▶ **TASK OBJECTIVE**
Hunt for the word "file" across the entries below, copying each line that holds it.

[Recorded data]

####################

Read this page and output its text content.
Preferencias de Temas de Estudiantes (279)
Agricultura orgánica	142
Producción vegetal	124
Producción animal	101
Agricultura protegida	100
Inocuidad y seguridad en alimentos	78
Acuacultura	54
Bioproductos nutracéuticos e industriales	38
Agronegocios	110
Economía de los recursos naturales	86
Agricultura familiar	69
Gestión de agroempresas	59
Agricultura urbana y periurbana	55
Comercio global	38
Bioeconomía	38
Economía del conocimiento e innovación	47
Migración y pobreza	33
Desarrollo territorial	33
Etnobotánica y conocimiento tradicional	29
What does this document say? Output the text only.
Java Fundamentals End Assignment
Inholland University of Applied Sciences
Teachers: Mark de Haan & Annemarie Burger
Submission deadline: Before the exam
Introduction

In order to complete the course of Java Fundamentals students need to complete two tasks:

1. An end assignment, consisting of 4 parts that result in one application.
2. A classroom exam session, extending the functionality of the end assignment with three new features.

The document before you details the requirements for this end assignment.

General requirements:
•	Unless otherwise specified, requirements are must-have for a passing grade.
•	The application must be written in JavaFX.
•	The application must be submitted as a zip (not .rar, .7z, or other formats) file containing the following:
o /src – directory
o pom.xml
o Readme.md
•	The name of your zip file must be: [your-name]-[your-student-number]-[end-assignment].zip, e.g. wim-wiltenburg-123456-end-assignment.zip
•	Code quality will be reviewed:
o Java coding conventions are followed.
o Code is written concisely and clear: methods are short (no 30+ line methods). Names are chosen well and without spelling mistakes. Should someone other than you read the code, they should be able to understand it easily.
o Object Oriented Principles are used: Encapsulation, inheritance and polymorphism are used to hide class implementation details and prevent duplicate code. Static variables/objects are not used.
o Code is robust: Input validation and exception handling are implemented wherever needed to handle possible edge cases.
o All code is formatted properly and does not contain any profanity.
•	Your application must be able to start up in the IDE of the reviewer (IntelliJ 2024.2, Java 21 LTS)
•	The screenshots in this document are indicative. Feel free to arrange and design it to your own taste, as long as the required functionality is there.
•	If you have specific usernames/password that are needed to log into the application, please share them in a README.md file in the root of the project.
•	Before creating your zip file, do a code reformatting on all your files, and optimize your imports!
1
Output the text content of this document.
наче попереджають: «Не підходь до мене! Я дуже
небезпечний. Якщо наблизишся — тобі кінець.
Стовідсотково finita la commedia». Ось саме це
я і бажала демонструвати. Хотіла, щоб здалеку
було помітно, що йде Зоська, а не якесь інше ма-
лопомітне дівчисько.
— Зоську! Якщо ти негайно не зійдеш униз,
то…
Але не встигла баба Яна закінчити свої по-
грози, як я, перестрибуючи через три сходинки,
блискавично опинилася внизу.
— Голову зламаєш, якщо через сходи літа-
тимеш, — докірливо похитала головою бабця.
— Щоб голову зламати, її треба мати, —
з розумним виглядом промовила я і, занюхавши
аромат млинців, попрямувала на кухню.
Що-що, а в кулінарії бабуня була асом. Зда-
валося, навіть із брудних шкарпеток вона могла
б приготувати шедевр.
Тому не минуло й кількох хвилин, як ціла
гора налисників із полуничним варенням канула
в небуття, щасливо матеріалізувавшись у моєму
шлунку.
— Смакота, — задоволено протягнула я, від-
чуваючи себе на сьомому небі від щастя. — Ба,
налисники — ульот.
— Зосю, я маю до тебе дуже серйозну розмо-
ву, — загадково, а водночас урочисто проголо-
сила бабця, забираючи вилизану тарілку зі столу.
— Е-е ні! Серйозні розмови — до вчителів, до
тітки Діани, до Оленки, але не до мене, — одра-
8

####################

▶ **WRITTEN SOLUTION**
•	The application must be submitted as a zip (not .rar, .7z, or other formats) file containing the following:
•	The name of your zip file must be: [your-name]-[your-student-number]-[end-assignment].zip, e.g. wim-wiltenburg-123456-end-assignment.zip
•	If you have specific usernames/password that are needed to log into the application, please share them in a README.md file in the root of the project.
•	Before creating your zip file, do a code reformatting on all your files, and optimize your imports!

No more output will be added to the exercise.